# Start of SOURCE RECORDS

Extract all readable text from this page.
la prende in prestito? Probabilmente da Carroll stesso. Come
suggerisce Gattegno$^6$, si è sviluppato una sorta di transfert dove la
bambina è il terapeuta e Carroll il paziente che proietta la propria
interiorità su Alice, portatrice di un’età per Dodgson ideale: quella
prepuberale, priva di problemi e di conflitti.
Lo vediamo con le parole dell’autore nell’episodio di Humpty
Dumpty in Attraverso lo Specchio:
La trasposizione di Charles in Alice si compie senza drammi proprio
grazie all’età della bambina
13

# End of SOURCE RECORDS

== WHAT YOU HAVE TO DO ==
Looking at the records above, tally the lines holding "Alice" and reply with that number only.

== RESPONSE ==
2